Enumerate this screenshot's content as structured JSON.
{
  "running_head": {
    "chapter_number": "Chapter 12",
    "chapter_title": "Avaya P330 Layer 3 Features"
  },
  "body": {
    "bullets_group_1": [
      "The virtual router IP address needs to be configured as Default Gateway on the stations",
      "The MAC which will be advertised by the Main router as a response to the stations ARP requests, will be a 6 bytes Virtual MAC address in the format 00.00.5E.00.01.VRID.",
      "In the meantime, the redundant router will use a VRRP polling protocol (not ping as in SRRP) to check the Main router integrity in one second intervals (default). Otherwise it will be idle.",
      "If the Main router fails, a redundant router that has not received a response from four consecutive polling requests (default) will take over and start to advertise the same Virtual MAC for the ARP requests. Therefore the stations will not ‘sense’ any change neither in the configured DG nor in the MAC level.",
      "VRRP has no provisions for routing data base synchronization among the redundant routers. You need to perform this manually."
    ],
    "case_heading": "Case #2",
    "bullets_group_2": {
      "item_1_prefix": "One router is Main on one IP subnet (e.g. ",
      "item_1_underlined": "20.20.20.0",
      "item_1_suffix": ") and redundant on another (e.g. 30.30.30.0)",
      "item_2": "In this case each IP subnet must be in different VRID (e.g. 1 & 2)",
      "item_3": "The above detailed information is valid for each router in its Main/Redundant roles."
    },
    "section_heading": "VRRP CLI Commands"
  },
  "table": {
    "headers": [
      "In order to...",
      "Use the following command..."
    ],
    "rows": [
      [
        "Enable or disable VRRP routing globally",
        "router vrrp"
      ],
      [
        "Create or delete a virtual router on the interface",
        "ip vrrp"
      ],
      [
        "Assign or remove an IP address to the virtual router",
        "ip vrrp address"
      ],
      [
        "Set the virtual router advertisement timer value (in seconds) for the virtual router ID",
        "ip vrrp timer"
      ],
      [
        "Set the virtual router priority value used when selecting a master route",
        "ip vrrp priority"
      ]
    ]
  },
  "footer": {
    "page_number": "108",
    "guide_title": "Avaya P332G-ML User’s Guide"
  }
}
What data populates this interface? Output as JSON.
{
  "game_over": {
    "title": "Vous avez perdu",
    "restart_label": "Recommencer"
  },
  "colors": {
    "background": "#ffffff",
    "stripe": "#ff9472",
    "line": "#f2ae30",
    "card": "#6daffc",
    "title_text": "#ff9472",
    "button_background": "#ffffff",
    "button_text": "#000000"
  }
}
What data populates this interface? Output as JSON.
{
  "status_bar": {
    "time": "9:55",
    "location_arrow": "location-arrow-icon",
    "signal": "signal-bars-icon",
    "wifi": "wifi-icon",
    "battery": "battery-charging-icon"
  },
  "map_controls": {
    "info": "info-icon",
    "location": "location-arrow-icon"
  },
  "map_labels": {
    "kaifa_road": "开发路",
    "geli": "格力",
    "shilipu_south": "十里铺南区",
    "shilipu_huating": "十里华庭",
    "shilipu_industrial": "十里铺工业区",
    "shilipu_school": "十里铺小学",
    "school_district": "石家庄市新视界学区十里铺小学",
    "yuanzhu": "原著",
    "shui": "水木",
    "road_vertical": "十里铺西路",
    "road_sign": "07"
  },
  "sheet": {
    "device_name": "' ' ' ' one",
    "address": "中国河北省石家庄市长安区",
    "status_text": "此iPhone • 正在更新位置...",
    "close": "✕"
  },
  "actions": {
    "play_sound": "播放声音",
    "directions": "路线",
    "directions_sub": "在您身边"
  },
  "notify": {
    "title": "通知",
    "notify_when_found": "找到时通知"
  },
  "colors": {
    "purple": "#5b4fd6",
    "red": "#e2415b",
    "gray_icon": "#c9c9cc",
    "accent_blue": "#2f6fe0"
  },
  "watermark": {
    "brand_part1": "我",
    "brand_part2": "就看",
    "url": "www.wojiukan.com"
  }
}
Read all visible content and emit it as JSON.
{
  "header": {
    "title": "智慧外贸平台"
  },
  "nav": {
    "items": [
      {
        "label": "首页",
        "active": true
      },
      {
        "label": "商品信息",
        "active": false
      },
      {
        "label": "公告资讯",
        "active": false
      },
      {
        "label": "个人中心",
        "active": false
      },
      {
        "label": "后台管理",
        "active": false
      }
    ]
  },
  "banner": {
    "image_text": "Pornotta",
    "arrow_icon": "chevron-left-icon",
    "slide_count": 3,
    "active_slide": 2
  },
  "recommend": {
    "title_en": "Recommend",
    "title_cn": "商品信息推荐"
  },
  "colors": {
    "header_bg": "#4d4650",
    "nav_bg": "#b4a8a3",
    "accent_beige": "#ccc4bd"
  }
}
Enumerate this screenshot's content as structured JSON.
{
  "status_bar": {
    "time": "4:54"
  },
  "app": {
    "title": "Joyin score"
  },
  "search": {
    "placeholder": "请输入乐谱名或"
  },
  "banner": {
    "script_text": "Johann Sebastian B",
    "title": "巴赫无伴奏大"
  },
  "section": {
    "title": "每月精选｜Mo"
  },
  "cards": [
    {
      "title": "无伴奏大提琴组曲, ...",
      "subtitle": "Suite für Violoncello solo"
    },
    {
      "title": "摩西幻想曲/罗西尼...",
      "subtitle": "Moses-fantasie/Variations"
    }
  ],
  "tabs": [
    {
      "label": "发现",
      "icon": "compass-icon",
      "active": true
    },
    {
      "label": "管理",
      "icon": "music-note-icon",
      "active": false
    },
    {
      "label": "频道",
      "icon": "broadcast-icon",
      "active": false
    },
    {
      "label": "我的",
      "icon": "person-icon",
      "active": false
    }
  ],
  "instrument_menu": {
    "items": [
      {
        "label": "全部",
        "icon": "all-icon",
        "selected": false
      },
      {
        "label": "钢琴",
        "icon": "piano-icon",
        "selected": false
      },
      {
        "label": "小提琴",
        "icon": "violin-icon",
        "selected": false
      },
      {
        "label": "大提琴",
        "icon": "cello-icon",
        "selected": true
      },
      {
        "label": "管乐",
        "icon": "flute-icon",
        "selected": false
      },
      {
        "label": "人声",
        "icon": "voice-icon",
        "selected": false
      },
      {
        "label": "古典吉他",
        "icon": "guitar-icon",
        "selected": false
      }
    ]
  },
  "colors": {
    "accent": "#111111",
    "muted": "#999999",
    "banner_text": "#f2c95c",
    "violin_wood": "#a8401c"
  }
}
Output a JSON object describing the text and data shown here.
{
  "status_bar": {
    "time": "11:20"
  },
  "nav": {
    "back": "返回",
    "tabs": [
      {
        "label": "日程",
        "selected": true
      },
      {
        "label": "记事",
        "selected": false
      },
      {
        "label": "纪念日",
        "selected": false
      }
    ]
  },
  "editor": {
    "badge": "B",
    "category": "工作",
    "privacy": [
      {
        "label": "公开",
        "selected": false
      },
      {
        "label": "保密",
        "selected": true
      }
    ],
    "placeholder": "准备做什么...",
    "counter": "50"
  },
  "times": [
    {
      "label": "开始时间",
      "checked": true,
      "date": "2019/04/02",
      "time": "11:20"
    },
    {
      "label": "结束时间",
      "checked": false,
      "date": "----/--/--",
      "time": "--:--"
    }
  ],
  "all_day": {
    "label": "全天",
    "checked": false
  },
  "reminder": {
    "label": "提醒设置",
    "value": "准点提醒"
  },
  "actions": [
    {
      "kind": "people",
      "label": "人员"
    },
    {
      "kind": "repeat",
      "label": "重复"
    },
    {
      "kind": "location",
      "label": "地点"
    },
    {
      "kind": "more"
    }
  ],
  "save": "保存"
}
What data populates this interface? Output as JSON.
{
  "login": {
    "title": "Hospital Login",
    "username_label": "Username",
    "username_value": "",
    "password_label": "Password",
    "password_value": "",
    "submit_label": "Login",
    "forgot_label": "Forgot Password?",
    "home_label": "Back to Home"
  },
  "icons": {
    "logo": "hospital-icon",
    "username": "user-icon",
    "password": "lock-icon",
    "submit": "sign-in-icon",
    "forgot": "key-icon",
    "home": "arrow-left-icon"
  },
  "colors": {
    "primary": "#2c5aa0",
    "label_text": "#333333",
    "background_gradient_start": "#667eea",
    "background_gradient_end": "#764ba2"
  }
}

════════

**Problem to solve**
Give back exactly the lines from the line containing "Output a JSON" to the end of the entries, and no other lines.

**Result of this exercise**
Output a JSON object describing the text and data shown here.
{
  "status_bar": {
    "time": "11:20"
  },
  "nav": {
    "back": "返回",
    "tabs": [
      {
        "label": "日程",
        "selected": true
      },
      {
        "label": "记事",
        "selected": false
      },
      {
        "label": "纪念日",
        "selected": false
      }
    ]
  },
  "editor": {
    "badge": "B",
    "category": "工作",
    "privacy": [
      {
        "label": "公开",
        "selected": false
      },
      {
        "label": "保密",
        "selected": true
      }
    ],
    "placeholder": "准备做什么...",
    "counter": "50"
  },
  "times": [
    {
      "label": "开始时间",
      "checked": true,
      "date": "2019/04/02",
      "time": "11:20"
    },
    {
      "label": "结束时间",
      "checked": false,
      "date": "----/--/--",
      "time": "--:--"
    }
  ],
  "all_day": {
    "label": "全天",
    "checked": false
  },
  "reminder": {
    "label": "提醒设置",
    "value": "准点提醒"
  },
  "actions": [
    {
      "kind": "people",
      "label": "人员"
    },
    {
      "kind": "repeat",
      "label": "重复"
    },
    {
      "kind": "location",
      "label": "地点"
    },
    {
      "kind": "more"
    }
  ],
  "save": "保存"
}
What data populates this interface? Output as JSON.
{
  "login": {
    "title": "Hospital Login",
    "username_label": "Username",
    "username_value": "",
    "password_label": "Password",
    "password_value": "",
    "submit_label": "Login",
    "forgot_label": "Forgot Password?",
    "home_label": "Back to Home"
  },
  "icons": {
    "logo": "hospital-icon",
    "username": "user-icon",
    "password": "lock-icon",
    "submit": "sign-in-icon",
    "forgot": "key-icon",
    "home": "arrow-left-icon"
  },
  "colors": {
    "primary": "#2c5aa0",
    "label_text": "#333333",
    "background_gradient_start": "#667eea",
    "background_gradient_end": "#764ba2"
  }
}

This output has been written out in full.